> **What you need to do**:
Copy out every record below with complete accuracy.

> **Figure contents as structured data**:
+ + +

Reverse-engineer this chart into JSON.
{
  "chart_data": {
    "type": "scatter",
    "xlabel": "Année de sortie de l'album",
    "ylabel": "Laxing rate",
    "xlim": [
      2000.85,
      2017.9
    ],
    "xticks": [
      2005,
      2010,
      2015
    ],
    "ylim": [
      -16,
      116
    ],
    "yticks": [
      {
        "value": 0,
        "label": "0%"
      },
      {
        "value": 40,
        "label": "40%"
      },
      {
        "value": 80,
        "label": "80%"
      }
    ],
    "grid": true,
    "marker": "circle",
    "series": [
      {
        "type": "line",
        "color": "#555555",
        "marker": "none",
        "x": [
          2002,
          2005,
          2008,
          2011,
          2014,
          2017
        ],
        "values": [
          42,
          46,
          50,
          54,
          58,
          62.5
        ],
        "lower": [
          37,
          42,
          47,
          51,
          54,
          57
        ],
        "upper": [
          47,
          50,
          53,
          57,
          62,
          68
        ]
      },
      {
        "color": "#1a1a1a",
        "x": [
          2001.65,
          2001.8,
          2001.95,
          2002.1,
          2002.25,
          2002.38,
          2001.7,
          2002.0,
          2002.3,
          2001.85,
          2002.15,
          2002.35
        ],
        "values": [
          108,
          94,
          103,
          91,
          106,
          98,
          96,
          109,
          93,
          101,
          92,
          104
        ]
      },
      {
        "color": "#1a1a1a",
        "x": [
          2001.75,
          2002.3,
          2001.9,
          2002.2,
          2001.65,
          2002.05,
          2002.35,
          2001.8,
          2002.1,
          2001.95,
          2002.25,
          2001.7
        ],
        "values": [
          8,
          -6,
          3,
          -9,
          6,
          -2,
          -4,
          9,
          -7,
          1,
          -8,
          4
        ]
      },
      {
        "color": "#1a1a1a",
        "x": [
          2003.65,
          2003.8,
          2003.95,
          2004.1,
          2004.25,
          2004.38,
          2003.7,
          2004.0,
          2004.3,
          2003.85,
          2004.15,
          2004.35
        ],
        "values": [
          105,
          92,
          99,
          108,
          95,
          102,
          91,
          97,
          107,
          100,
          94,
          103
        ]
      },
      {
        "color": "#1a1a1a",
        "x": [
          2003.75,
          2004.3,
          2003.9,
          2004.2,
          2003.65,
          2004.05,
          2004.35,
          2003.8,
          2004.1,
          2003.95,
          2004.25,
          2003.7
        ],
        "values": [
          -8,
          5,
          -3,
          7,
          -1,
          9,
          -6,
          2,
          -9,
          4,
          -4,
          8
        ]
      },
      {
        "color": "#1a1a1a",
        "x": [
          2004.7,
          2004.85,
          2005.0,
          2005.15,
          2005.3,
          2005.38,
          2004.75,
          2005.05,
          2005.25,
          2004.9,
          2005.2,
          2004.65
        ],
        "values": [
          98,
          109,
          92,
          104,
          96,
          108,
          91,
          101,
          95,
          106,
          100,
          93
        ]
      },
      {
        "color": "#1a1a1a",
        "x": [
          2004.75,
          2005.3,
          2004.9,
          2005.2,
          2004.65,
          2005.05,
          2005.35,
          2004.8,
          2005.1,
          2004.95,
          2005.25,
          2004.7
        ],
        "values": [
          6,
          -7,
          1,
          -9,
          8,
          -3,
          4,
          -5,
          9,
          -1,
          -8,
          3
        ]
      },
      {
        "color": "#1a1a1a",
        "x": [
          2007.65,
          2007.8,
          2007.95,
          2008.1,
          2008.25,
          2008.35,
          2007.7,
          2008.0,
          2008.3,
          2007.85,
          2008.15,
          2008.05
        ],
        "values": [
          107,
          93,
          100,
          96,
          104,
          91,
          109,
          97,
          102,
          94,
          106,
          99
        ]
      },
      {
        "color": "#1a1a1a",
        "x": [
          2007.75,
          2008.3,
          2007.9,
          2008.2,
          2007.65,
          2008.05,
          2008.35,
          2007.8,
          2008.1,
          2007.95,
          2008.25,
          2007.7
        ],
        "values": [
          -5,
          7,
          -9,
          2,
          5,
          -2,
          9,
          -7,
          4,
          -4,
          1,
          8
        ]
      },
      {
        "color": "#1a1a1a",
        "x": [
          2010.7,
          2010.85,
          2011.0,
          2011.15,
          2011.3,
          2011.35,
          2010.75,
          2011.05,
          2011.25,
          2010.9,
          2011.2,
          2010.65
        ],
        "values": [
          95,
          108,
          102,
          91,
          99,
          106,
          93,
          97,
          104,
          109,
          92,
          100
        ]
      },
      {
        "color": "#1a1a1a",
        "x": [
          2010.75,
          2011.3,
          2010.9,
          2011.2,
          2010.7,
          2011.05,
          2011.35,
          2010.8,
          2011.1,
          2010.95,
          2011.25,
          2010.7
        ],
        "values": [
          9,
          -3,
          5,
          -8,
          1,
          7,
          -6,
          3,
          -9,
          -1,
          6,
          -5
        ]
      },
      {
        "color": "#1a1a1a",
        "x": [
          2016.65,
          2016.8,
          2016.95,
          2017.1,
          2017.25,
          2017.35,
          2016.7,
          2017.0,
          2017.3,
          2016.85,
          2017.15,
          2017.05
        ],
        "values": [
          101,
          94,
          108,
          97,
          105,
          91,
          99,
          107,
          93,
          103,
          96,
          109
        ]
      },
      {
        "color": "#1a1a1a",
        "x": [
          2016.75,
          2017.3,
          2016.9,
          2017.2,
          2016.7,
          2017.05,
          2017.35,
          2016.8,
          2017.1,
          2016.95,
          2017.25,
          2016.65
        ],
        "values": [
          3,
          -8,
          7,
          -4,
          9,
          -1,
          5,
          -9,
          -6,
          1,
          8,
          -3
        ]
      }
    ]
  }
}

+ + +

> **Solution to this task**:
Reverse-engineer this chart into JSON.
{
  "chart_data": {
    "type": "scatter",
    "xlabel": "Année de sortie de l'album",
    "ylabel": "Laxing rate",
    "xlim": [
      2000.85,
      2017.9
    ],
    "xticks": [
      2005,
      2010,
      2015
    ],
    "ylim": [
      -16,
      116
    ],
    "yticks": [
      {
        "value": 0,
        "label": "0%"
      },
      {
        "value": 40,
        "label": "40%"
      },
      {
        "value": 80,
        "label": "80%"
      }
    ],
    "grid": true,
    "marker": "circle",
    "series": [
      {
        "type": "line",
        "color": "#555555",
        "marker": "none",
        "x": [
          2002,
          2005,
          2008,
          2011,
          2014,
          2017
        ],
        "values": [
          42,
          46,
          50,
          54,
          58,
          62.5
        ],
        "lower": [
          37,
          42,
          47,
          51,
          54,
          57
        ],
        "upper": [
          47,
          50,
          53,
          57,
          62,
          68
        ]
      },
      {
        "color": "#1a1a1a",
        "x": [
          2001.65,
          2001.8,
          2001.95,
          2002.1,
          2002.25,
          2002.38,
          2001.7,
          2002.0,
          2002.3,
          2001.85,
          2002.15,
          2002.35
        ],
        "values": [
          108,
          94,
          103,
          91,
          106,
          98,
          96,
          109,
          93,
          101,
          92,
          104
        ]
      },
      {
        "color": "#1a1a1a",
        "x": [
          2001.75,
          2002.3,
          2001.9,
          2002.2,
          2001.65,
          2002.05,
          2002.35,
          2001.8,
          2002.1,
          2001.95,
          2002.25,
          2001.7
        ],
        "values": [
          8,
          -6,
          3,
          -9,
          6,
          -2,
          -4,
          9,
          -7,
          1,
          -8,
          4
        ]
      },
      {
        "color": "#1a1a1a",
        "x": [
          2003.65,
          2003.8,
          2003.95,
          2004.1,
          2004.25,
          2004.38,
          2003.7,
          2004.0,
          2004.3,
          2003.85,
          2004.15,
          2004.35
        ],
        "values": [
          105,
          92,
          99,
          108,
          95,
          102,
          91,
          97,
          107,
          100,
          94,
          103
        ]
      },
      {
        "color": "#1a1a1a",
        "x": [
          2003.75,
          2004.3,
          2003.9,
          2004.2,
          2003.65,
          2004.05,
          2004.35,
          2003.8,
          2004.1,
          2003.95,
          2004.25,
          2003.7
        ],
        "values": [
          -8,
          5,
          -3,
          7,
          -1,
          9,
          -6,
          2,
          -9,
          4,
          -4,
          8
        ]
      },
      {
        "color": "#1a1a1a",
        "x": [
          2004.7,
          2004.85,
          2005.0,
          2005.15,
          2005.3,
          2005.38,
          2004.75,
          2005.05,
          2005.25,
          2004.9,
          2005.2,
          2004.65
        ],
        "values": [
          98,
          109,
          92,
          104,
          96,
          108,
          91,
          101,
          95,
          106,
          100,
          93
        ]
      },
      {
        "color": "#1a1a1a",
        "x": [
          2004.75,
          2005.3,
          2004.9,
          2005.2,
          2004.65,
          2005.05,
          2005.35,
          2004.8,
          2005.1,
          2004.95,
          2005.25,
          2004.7
        ],
        "values": [
          6,
          -7,
          1,
          -9,
          8,
          -3,
          4,
          -5,
          9,
          -1,
          -8,
          3
        ]
      },
      {
        "color": "#1a1a1a",
        "x": [
          2007.65,
          2007.8,
          2007.95,
          2008.1,
          2008.25,
          2008.35,
          2007.7,
          2008.0,
          2008.3,
          2007.85,
          2008.15,
          2008.05
        ],
        "values": [
          107,
          93,
          100,
          96,
          104,
          91,
          109,
          97,
          102,
          94,
          106,
          99
        ]
      },
      {
        "color": "#1a1a1a",
        "x": [
          2007.75,
          2008.3,
          2007.9,
          2008.2,
          2007.65,
          2008.05,
          2008.35,
          2007.8,
          2008.1,
          2007.95,
          2008.25,
          2007.7
        ],
        "values": [
          -5,
          7,
          -9,
          2,
          5,
          -2,
          9,
          -7,
          4,
          -4,
          1,
          8
        ]
      },
      {
        "color": "#1a1a1a",
        "x": [
          2010.7,
          2010.85,
          2011.0,
          2011.15,
          2011.3,
          2011.35,
          2010.75,
          2011.05,
          2011.25,
          2010.9,
          2011.2,
          2010.65
        ],
        "values": [
          95,
          108,
          102,
          91,
          99,
          106,
          93,
          97,
          104,
          109,
          92,
          100
        ]
      },
      {
        "color": "#1a1a1a",
        "x": [
          2010.75,
          2011.3,
          2010.9,
          2011.2,
          2010.7,
          2011.05,
          2011.35,
          2010.8,
          2011.1,
          2010.95,
          2011.25,
          2010.7
        ],
        "values": [
          9,
          -3,
          5,
          -8,
          1,
          7,
          -6,
          3,
          -9,
          -1,
          6,
          -5
        ]
      },
      {
        "color": "#1a1a1a",
        "x": [
          2016.65,
          2016.8,
          2016.95,
          2017.1,
          2017.25,
          2017.35,
          2016.7,
          2017.0,
          2017.3,
          2016.85,
          2017.15,
          2017.05
        ],
        "values": [
          101,
          94,
          108,
          97,
          105,
          91,
          99,
          107,
          93,
          103,
          96,
          109
        ]
      },
      {
        "color": "#1a1a1a",
        "x": [
          2016.75,
          2017.3,
          2016.9,
          2017.2,
          2016.7,
          2017.05,
          2017.35,
          2016.8,
          2017.1,
          2016.95,
          2017.25,
          2016.65
        ],
        "values": [
          3,
          -8,
          7,
          -4,
          9,
          -1,
          5,
          -9,
          -6,
          1,
          8,
          -3
        ]
      }
    ]
  }
}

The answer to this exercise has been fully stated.